▶ _Problem statement_: Under this task are some entries; return every one of them exactly.

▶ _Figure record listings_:
================================

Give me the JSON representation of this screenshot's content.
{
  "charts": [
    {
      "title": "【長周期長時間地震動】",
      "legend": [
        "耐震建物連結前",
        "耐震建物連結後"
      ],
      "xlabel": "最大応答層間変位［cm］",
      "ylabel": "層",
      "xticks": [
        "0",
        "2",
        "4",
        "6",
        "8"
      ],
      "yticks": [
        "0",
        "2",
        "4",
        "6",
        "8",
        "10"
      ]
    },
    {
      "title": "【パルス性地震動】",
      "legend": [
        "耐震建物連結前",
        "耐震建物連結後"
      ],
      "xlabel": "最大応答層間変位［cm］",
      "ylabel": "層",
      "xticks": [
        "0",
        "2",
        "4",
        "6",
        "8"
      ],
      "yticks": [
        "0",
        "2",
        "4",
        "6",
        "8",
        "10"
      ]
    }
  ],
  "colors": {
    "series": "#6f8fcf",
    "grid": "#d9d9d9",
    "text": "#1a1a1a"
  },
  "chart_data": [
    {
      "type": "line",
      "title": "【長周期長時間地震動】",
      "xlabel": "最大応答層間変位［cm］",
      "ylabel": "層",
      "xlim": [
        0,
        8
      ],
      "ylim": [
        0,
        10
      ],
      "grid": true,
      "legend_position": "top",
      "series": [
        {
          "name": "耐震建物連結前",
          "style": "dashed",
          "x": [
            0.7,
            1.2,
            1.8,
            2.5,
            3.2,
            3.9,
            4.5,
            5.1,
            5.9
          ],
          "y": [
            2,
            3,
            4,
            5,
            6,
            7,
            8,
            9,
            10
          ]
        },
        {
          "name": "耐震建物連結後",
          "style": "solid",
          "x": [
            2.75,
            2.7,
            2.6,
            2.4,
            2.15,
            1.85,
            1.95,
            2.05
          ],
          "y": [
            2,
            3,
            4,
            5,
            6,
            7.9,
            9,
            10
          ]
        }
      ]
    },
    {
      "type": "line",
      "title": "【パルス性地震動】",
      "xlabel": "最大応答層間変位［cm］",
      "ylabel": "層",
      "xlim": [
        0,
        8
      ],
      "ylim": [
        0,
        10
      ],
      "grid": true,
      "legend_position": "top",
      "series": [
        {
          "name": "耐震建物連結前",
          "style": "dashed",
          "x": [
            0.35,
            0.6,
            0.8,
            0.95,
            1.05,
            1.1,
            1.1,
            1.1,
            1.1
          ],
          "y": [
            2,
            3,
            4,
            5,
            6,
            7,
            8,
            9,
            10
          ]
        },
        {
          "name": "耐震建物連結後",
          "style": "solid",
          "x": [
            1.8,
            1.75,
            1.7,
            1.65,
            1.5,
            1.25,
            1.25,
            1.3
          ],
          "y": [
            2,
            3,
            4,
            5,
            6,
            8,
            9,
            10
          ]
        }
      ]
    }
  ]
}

================================

▶ _Response for this exercise_:
Give me the JSON representation of this screenshot's content.
{
  "charts": [
    {
      "title": "【長周期長時間地震動】",
      "legend": [
        "耐震建物連結前",
        "耐震建物連結後"
      ],
      "xlabel": "最大応答層間変位［cm］",
      "ylabel": "層",
      "xticks": [
        "0",
        "2",
        "4",
        "6",
        "8"
      ],
      "yticks": [
        "0",
        "2",
        "4",
        "6",
        "8",
        "10"
      ]
    },
    {
      "title": "【パルス性地震動】",
      "legend": [
        "耐震建物連結前",
        "耐震建物連結後"
      ],
      "xlabel": "最大応答層間変位［cm］",
      "ylabel": "層",
      "xticks": [
        "0",
        "2",
        "4",
        "6",
        "8"
      ],
      "yticks": [
        "0",
        "2",
        "4",
        "6",
        "8",
        "10"
      ]
    }
  ],
  "colors": {
    "series": "#6f8fcf",
    "grid": "#d9d9d9",
    "text": "#1a1a1a"
  },
  "chart_data": [
    {
      "type": "line",
      "title": "【長周期長時間地震動】",
      "xlabel": "最大応答層間変位［cm］",
      "ylabel": "層",
      "xlim": [
        0,
        8
      ],
      "ylim": [
        0,
        10
      ],
      "grid": true,
      "legend_position": "top",
      "series": [
        {
          "name": "耐震建物連結前",
          "style": "dashed",
          "x": [
            0.7,
            1.2,
            1.8,
            2.5,
            3.2,
            3.9,
            4.5,
            5.1,
            5.9
          ],
          "y": [
            2,
            3,
            4,
            5,
            6,
            7,
            8,
            9,
            10
          ]
        },
        {
          "name": "耐震建物連結後",
          "style": "solid",
          "x": [
            2.75,
            2.7,
            2.6,
            2.4,
            2.15,
            1.85,
            1.95,
            2.05
          ],
          "y": [
            2,
            3,
            4,
            5,
            6,
            7.9,
            9,
            10
          ]
        }
      ]
    },
    {
      "type": "line",
      "title": "【パルス性地震動】",
      "xlabel": "最大応答層間変位［cm］",
      "ylabel": "層",
      "xlim": [
        0,
        8
      ],
      "ylim": [
        0,
        10
      ],
      "grid": true,
      "legend_position": "top",
      "series": [
        {
          "name": "耐震建物連結前",
          "style": "dashed",
          "x": [
            0.35,
            0.6,
            0.8,
            0.95,
            1.05,
            1.1,
            1.1,
            1.1,
            1.1
          ],
          "y": [
            2,
            3,
            4,
            5,
            6,
            7,
            8,
            9,
            10
          ]
        },
        {
          "name": "耐震建物連結後",
          "style": "solid",
          "x": [
            1.8,
            1.75,
            1.7,
            1.65,
            1.5,
            1.25,
            1.25,
            1.3
          ],
          "y": [
            2,
            3,
            4,
            5,
            6,
            8,
            9,
            10
          ]
        }
      ]
    }
  ]
}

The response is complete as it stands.